[Extracted records]

============

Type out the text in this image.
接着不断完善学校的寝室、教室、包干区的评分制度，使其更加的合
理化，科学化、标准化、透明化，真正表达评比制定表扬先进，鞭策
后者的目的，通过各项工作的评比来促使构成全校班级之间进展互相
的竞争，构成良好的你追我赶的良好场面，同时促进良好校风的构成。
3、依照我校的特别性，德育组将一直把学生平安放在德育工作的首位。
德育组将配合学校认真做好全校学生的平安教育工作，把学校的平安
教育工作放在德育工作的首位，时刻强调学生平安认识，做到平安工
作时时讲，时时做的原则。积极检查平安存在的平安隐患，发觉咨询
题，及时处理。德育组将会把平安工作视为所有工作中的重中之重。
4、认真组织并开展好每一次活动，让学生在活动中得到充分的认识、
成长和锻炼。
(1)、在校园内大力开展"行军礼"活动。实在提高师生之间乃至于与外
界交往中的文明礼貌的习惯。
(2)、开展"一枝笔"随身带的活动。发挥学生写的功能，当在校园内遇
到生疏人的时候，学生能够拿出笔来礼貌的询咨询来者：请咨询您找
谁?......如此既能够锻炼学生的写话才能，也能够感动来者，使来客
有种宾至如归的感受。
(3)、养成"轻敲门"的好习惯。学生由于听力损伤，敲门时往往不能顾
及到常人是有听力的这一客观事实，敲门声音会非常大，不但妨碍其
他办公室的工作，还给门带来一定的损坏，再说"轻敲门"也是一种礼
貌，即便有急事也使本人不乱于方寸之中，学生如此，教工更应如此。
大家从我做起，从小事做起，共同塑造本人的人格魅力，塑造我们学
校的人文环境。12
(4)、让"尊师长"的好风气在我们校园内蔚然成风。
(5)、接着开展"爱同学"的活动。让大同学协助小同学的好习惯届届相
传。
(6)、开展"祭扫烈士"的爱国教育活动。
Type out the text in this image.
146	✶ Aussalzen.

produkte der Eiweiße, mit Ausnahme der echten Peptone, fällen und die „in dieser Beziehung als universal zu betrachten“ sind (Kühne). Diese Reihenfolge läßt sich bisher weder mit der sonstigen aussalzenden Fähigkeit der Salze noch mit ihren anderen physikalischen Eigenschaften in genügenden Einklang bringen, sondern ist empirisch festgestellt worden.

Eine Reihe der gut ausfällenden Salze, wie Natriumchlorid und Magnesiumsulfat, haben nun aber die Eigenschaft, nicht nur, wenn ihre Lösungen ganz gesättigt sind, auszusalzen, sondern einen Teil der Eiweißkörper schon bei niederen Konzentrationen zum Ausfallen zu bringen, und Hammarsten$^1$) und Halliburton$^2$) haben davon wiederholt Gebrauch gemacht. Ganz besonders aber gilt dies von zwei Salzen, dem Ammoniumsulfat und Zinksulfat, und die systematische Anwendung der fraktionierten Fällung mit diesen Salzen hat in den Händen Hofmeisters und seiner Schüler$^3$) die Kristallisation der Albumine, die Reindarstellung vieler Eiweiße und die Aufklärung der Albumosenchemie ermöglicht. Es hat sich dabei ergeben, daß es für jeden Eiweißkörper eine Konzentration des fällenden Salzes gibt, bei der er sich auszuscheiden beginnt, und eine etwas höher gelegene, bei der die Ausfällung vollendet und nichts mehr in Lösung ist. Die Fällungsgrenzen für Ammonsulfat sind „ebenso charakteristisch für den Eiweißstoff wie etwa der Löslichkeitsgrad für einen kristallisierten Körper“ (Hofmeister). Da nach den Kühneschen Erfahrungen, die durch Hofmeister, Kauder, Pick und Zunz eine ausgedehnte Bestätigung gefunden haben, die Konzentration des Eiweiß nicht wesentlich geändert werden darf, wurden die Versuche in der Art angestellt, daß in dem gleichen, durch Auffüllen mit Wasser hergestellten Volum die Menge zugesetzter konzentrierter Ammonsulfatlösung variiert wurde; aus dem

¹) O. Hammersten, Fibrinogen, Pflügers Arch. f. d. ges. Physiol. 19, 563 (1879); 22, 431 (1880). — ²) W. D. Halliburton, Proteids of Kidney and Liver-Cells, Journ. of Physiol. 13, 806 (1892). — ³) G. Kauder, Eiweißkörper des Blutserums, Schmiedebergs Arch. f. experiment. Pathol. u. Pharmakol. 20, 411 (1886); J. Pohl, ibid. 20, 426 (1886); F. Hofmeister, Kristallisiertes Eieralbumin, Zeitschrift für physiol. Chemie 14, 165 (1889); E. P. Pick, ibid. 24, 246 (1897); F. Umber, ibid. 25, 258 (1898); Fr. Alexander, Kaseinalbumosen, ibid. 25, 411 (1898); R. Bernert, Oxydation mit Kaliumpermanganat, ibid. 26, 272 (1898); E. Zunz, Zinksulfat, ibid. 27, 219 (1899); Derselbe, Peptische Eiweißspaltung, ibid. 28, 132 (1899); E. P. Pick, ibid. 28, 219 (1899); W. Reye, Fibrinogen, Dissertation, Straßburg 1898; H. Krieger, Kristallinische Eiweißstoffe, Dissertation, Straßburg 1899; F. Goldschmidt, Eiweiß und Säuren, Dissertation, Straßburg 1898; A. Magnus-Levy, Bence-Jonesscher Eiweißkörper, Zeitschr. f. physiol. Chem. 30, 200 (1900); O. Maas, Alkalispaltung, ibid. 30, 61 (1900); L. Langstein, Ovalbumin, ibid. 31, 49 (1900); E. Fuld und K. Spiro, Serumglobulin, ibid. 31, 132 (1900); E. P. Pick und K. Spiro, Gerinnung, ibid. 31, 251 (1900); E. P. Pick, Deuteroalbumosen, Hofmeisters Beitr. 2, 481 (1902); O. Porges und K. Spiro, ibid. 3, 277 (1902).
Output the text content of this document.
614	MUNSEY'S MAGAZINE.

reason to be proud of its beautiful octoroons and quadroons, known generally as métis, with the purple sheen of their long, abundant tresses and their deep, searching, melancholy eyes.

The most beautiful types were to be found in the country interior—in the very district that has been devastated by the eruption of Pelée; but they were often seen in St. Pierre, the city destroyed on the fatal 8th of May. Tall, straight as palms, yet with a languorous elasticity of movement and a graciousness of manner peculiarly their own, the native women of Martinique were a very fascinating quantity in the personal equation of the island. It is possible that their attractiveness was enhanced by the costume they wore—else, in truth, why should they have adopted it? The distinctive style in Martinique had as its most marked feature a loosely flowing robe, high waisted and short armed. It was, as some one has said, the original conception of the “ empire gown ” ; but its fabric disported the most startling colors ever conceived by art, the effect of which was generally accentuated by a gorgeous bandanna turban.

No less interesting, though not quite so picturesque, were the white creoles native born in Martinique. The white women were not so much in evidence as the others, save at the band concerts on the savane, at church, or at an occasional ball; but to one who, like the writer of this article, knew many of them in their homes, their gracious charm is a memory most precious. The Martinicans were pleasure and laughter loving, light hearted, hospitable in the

============

◆ **Exercise prompt**
Copy out the full listing exactly.

◆ **Solution**
Type out the text in this image.
接着不断完善学校的寝室、教室、包干区的评分制度，使其更加的合
理化，科学化、标准化、透明化，真正表达评比制定表扬先进，鞭策
后者的目的，通过各项工作的评比来促使构成全校班级之间进展互相
的竞争，构成良好的你追我赶的良好场面，同时促进良好校风的构成。
3、依照我校的特别性，德育组将一直把学生平安放在德育工作的首位。
德育组将配合学校认真做好全校学生的平安教育工作，把学校的平安
教育工作放在德育工作的首位，时刻强调学生平安认识，做到平安工
作时时讲，时时做的原则。积极检查平安存在的平安隐患，发觉咨询
题，及时处理。德育组将会把平安工作视为所有工作中的重中之重。
4、认真组织并开展好每一次活动，让学生在活动中得到充分的认识、
成长和锻炼。
(1)、在校园内大力开展"行军礼"活动。实在提高师生之间乃至于与外
界交往中的文明礼貌的习惯。
(2)、开展"一枝笔"随身带的活动。发挥学生写的功能，当在校园内遇
到生疏人的时候，学生能够拿出笔来礼貌的询咨询来者：请咨询您找
谁?......如此既能够锻炼学生的写话才能，也能够感动来者，使来客
有种宾至如归的感受。
(3)、养成"轻敲门"的好习惯。学生由于听力损伤，敲门时往往不能顾
及到常人是有听力的这一客观事实，敲门声音会非常大，不但妨碍其
他办公室的工作，还给门带来一定的损坏，再说"轻敲门"也是一种礼
貌，即便有急事也使本人不乱于方寸之中，学生如此，教工更应如此。
大家从我做起，从小事做起，共同塑造本人的人格魅力，塑造我们学
校的人文环境。12
(4)、让"尊师长"的好风气在我们校园内蔚然成风。
(5)、接着开展"爱同学"的活动。让大同学协助小同学的好习惯届届相
传。
(6)、开展"祭扫烈士"的爱国教育活动。
Type out the text in this image.
146	✶ Aussalzen.

produkte der Eiweiße, mit Ausnahme der echten Peptone, fällen und die „in dieser Beziehung als universal zu betrachten“ sind (Kühne). Diese Reihenfolge läßt sich bisher weder mit der sonstigen aussalzenden Fähigkeit der Salze noch mit ihren anderen physikalischen Eigenschaften in genügenden Einklang bringen, sondern ist empirisch festgestellt worden.

Eine Reihe der gut ausfällenden Salze, wie Natriumchlorid und Magnesiumsulfat, haben nun aber die Eigenschaft, nicht nur, wenn ihre Lösungen ganz gesättigt sind, auszusalzen, sondern einen Teil der Eiweißkörper schon bei niederen Konzentrationen zum Ausfallen zu bringen, und Hammarsten$^1$) und Halliburton$^2$) haben davon wiederholt Gebrauch gemacht. Ganz besonders aber gilt dies von zwei Salzen, dem Ammoniumsulfat und Zinksulfat, und die systematische Anwendung der fraktionierten Fällung mit diesen Salzen hat in den Händen Hofmeisters und seiner Schüler$^3$) die Kristallisation der Albumine, die Reindarstellung vieler Eiweiße und die Aufklärung der Albumosenchemie ermöglicht. Es hat sich dabei ergeben, daß es für jeden Eiweißkörper eine Konzentration des fällenden Salzes gibt, bei der er sich auszuscheiden beginnt, und eine etwas höher gelegene, bei der die Ausfällung vollendet und nichts mehr in Lösung ist. Die Fällungsgrenzen für Ammonsulfat sind „ebenso charakteristisch für den Eiweißstoff wie etwa der Löslichkeitsgrad für einen kristallisierten Körper“ (Hofmeister). Da nach den Kühneschen Erfahrungen, die durch Hofmeister, Kauder, Pick und Zunz eine ausgedehnte Bestätigung gefunden haben, die Konzentration des Eiweiß nicht wesentlich geändert werden darf, wurden die Versuche in der Art angestellt, daß in dem gleichen, durch Auffüllen mit Wasser hergestellten Volum die Menge zugesetzter konzentrierter Ammonsulfatlösung variiert wurde; aus dem

¹) O. Hammersten, Fibrinogen, Pflügers Arch. f. d. ges. Physiol. 19, 563 (1879); 22, 431 (1880). — ²) W. D. Halliburton, Proteids of Kidney and Liver-Cells, Journ. of Physiol. 13, 806 (1892). — ³) G. Kauder, Eiweißkörper des Blutserums, Schmiedebergs Arch. f. experiment. Pathol. u. Pharmakol. 20, 411 (1886); J. Pohl, ibid. 20, 426 (1886); F. Hofmeister, Kristallisiertes Eieralbumin, Zeitschrift für physiol. Chemie 14, 165 (1889); E. P. Pick, ibid. 24, 246 (1897); F. Umber, ibid. 25, 258 (1898); Fr. Alexander, Kaseinalbumosen, ibid. 25, 411 (1898); R. Bernert, Oxydation mit Kaliumpermanganat, ibid. 26, 272 (1898); E. Zunz, Zinksulfat, ibid. 27, 219 (1899); Derselbe, Peptische Eiweißspaltung, ibid. 28, 132 (1899); E. P. Pick, ibid. 28, 219 (1899); W. Reye, Fibrinogen, Dissertation, Straßburg 1898; H. Krieger, Kristallinische Eiweißstoffe, Dissertation, Straßburg 1899; F. Goldschmidt, Eiweiß und Säuren, Dissertation, Straßburg 1898; A. Magnus-Levy, Bence-Jonesscher Eiweißkörper, Zeitschr. f. physiol. Chem. 30, 200 (1900); O. Maas, Alkalispaltung, ibid. 30, 61 (1900); L. Langstein, Ovalbumin, ibid. 31, 49 (1900); E. Fuld und K. Spiro, Serumglobulin, ibid. 31, 132 (1900); E. P. Pick und K. Spiro, Gerinnung, ibid. 31, 251 (1900); E. P. Pick, Deuteroalbumosen, Hofmeisters Beitr. 2, 481 (1902); O. Porges und K. Spiro, ibid. 3, 277 (1902).
Output the text content of this document.
614	MUNSEY'S MAGAZINE.

reason to be proud of its beautiful octoroons and quadroons, known generally as métis, with the purple sheen of their long, abundant tresses and their deep, searching, melancholy eyes.

The most beautiful types were to be found in the country interior—in the very district that has been devastated by the eruption of Pelée; but they were often seen in St. Pierre, the city destroyed on the fatal 8th of May. Tall, straight as palms, yet with a languorous elasticity of movement and a graciousness of manner peculiarly their own, the native women of Martinique were a very fascinating quantity in the personal equation of the island. It is possible that their attractiveness was enhanced by the costume they wore—else, in truth, why should they have adopted it? The distinctive style in Martinique had as its most marked feature a loosely flowing robe, high waisted and short armed. It was, as some one has said, the original conception of the “ empire gown ” ; but its fabric disported the most startling colors ever conceived by art, the effect of which was generally accentuated by a gorgeous bandanna turban.

No less interesting, though not quite so picturesque, were the white creoles native born in Martinique. The white women were not so much in evidence as the others, save at the band concerts on the savane, at church, or at an occasional ball; but to one who, like the writer of this article, knew many of them in their homes, their gracious charm is a memory most precious. The Martinicans were pleasure and laughter loving, light hearted, hospitable in the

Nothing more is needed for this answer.